EXTRAIT FOURNI »
Le bilan des inondations soudaines qui ont frappé le Népal en début de semaine s'élève désormais à au moins 469 morts, a annoncé vendredi la police népalaise, tandis que les opérations de recherche se poursuivent pour retrouver des centaines de personnes portées disparues.
Deux jours après les violentes inondations qui ont ravagé des villages entiers dans la région frontalière entre le Népal et le Tibet, environ 900 personnes sont toujours portées disparues du côté népalais, alors que les craintes d’une nouvelle vague d’inondations ne cessent de croître.
Un représentant de la Croix-Rouge a déclaré à la BBC que les équipes de secours restaient en état d’alerte maximale, en raison de la persistance des pluies torrentielles et des glissements de terrain dans la région.
Les craintes se concentrent sur un lac qui s’est formé au milieu des décombres près de la frontière sino-népalaise, les autorités redoutant qu’il ne déborde dans les prochains jours et ne provoque une nouvelle vague de coulées de boue.

LIGNES DE DONNÉES »

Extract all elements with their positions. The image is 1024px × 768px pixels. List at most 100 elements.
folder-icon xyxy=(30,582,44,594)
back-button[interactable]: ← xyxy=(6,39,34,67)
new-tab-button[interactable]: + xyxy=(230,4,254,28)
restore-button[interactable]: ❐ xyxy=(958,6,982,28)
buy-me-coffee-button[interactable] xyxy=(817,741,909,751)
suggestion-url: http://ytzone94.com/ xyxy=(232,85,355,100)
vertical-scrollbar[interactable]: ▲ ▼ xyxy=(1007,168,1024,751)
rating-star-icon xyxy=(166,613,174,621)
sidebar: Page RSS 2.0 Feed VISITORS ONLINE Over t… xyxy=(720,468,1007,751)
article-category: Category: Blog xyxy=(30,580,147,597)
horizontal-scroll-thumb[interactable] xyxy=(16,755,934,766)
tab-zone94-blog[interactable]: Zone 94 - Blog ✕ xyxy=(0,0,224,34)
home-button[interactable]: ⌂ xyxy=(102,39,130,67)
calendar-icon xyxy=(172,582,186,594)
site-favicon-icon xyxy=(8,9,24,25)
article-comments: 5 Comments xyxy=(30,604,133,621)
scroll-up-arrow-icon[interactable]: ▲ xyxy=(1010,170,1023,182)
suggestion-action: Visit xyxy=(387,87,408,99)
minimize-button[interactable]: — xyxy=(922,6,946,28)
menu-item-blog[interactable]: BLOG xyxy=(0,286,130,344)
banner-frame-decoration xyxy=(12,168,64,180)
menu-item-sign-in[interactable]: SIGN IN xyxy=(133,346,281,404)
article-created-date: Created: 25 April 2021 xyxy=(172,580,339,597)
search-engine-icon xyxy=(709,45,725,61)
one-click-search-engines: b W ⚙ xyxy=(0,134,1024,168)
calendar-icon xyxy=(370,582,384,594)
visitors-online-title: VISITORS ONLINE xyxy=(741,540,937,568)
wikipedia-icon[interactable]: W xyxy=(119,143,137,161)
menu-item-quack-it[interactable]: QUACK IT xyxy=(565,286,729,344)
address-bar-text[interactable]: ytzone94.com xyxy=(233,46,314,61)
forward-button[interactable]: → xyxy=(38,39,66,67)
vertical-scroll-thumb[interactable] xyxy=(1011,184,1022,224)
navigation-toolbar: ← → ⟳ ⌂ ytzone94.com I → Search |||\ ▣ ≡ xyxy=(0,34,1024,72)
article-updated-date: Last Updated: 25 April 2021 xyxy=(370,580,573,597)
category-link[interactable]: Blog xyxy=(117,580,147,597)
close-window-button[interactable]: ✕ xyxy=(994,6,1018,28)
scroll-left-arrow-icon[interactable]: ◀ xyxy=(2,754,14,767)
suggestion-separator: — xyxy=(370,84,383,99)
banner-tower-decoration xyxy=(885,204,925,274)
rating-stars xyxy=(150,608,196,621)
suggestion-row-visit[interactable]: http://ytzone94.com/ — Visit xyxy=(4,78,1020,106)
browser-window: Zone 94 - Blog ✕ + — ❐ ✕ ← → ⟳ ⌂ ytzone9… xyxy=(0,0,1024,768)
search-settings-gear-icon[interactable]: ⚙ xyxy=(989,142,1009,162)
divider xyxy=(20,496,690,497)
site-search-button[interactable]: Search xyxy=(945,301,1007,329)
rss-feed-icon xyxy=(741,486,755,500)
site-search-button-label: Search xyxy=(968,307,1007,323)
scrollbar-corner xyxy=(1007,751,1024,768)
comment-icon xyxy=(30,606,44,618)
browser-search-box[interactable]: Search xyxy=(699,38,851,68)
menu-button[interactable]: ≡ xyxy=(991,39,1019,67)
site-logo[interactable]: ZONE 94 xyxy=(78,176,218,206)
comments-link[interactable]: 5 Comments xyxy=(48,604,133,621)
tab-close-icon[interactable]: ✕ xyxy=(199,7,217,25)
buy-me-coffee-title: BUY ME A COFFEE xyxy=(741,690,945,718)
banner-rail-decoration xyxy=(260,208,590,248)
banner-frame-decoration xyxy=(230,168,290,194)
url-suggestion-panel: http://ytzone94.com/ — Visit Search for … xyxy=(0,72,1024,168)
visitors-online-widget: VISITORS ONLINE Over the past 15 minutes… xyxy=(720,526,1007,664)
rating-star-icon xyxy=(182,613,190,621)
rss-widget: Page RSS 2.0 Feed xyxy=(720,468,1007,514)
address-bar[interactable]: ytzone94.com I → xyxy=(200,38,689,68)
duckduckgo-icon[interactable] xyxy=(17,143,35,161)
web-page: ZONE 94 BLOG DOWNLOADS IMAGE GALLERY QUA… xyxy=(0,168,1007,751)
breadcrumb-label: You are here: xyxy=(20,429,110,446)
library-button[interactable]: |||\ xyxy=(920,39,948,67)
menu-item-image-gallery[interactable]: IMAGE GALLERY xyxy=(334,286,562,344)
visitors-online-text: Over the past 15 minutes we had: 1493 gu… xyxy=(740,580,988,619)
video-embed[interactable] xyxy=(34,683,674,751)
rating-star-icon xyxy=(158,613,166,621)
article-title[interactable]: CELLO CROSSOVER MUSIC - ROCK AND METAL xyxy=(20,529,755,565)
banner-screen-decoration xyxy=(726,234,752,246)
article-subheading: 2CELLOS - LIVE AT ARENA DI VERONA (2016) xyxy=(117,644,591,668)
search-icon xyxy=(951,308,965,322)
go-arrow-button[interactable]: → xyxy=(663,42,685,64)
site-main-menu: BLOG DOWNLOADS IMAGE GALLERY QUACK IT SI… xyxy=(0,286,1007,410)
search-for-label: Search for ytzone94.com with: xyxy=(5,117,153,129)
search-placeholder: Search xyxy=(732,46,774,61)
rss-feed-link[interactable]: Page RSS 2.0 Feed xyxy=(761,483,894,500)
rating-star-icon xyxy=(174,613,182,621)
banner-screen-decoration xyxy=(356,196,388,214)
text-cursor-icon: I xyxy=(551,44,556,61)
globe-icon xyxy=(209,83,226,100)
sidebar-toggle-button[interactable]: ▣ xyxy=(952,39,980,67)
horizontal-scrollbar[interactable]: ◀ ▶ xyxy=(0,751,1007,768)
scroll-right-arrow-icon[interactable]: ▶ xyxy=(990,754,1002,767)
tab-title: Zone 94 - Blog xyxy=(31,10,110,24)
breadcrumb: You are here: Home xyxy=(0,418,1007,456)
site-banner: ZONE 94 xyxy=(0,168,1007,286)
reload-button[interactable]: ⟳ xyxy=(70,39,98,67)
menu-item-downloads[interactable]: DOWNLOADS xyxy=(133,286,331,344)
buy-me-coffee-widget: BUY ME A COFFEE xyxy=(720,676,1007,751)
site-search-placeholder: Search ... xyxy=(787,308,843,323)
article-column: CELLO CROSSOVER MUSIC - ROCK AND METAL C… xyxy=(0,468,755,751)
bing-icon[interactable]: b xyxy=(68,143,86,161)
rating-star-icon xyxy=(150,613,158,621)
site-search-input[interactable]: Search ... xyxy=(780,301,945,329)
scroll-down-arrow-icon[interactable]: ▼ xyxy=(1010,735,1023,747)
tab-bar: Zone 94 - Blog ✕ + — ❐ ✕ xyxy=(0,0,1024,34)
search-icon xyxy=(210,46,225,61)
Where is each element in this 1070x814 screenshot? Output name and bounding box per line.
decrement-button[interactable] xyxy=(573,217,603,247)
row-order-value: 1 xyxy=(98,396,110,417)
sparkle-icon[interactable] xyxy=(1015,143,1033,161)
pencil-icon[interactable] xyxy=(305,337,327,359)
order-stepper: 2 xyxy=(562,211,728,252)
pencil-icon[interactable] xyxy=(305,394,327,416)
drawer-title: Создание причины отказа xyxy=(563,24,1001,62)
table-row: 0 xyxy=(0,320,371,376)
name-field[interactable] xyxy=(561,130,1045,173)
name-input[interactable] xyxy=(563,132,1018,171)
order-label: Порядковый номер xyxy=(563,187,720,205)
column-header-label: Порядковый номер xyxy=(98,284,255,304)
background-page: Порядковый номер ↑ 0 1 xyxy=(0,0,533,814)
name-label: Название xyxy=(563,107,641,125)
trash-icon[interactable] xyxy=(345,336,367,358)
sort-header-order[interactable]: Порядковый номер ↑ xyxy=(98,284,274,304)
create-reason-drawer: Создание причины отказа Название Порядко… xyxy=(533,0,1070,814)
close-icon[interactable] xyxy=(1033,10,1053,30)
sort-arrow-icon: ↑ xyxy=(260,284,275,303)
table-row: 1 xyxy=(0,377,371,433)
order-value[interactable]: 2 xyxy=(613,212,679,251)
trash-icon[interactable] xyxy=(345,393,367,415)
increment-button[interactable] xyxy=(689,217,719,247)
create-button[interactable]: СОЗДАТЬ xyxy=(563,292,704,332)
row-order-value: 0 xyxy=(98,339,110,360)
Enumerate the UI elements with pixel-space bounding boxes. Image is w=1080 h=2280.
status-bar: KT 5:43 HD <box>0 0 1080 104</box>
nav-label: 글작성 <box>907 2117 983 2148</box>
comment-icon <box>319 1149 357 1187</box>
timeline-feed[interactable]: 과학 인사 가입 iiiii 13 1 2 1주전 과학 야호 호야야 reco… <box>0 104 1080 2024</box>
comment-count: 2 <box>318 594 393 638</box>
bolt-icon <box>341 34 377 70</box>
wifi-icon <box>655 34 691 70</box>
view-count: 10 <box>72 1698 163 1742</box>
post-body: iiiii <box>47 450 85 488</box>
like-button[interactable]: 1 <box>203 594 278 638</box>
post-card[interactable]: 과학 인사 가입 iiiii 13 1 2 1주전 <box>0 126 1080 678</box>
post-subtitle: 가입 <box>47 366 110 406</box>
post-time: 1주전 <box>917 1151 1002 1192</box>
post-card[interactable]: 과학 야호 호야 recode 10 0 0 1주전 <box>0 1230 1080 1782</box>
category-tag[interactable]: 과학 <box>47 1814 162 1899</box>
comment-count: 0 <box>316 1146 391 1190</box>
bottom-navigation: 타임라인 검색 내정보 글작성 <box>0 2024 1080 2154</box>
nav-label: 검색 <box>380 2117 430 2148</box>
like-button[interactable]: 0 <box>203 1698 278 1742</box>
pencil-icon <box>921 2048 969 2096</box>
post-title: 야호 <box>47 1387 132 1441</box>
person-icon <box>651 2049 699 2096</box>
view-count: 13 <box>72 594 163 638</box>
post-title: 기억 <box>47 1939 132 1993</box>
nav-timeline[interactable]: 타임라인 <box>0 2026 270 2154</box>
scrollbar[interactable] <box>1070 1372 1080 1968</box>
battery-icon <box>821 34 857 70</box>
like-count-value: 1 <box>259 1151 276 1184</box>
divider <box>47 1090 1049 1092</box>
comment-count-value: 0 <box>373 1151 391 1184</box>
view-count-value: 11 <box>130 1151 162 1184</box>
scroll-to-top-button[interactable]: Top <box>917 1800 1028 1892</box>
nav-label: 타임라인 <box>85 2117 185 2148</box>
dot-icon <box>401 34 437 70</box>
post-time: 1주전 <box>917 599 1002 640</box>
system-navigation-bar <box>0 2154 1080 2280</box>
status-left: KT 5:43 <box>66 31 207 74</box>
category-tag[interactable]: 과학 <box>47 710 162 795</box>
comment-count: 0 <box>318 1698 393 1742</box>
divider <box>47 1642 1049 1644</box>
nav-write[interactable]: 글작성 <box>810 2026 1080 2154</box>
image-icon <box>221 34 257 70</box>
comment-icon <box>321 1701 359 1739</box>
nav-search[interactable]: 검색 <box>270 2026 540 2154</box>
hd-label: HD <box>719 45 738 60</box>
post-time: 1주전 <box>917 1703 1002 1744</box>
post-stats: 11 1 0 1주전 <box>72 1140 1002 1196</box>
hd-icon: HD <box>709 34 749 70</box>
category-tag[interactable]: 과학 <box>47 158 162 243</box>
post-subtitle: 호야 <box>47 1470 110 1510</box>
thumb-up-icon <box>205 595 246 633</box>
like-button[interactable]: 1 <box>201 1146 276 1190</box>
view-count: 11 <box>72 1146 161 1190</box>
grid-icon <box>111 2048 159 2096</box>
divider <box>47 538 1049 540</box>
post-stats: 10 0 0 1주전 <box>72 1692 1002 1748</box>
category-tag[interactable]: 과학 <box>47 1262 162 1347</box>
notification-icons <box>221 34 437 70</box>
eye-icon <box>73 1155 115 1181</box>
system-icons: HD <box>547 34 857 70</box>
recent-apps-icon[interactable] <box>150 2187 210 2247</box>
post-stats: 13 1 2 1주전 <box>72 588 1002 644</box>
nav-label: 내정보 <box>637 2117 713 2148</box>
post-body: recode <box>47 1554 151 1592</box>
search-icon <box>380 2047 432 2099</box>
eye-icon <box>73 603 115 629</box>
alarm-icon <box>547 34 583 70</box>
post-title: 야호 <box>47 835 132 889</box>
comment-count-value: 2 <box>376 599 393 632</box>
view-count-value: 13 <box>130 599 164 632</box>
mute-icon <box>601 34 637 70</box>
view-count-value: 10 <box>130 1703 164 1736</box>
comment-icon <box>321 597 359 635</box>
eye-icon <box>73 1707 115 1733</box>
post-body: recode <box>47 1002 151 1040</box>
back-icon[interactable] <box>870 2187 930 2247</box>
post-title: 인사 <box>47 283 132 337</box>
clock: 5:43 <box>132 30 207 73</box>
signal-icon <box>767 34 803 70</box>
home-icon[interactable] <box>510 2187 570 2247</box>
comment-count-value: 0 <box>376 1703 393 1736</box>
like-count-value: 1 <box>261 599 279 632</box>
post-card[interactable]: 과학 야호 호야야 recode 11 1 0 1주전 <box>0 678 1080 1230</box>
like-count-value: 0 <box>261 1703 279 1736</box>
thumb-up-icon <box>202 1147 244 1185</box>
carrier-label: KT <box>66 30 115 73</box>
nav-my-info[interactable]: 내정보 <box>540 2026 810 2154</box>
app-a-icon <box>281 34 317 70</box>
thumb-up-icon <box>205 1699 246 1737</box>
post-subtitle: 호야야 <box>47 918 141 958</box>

QUESTIONS À TRAITER »
• 1. Répondez aux questions suivantes à partir de l'extrait sur les inondations au Népal :
(a) Selon la police népalaise, à combien s'élève au moins le bilan des morts ?
(b) Combien de personnes sont toujours portées disparues du côté népalais deux jours après les inondations ?
(c) Où s'est formé le lac qui inquiète les autorités ?
• 2. Relevez toutes les organisations nommées dans l'extrait sur les inondations au Népal.

RÉPONSES »
• 1.
(a) Au moins 469 morts.
(b) Environ 900 personnes.
(c) Au milieu des décombres, près de la frontière sino-népalaise.

• 2.
- La police népalaise
- La Croix-Rouge
- La BBC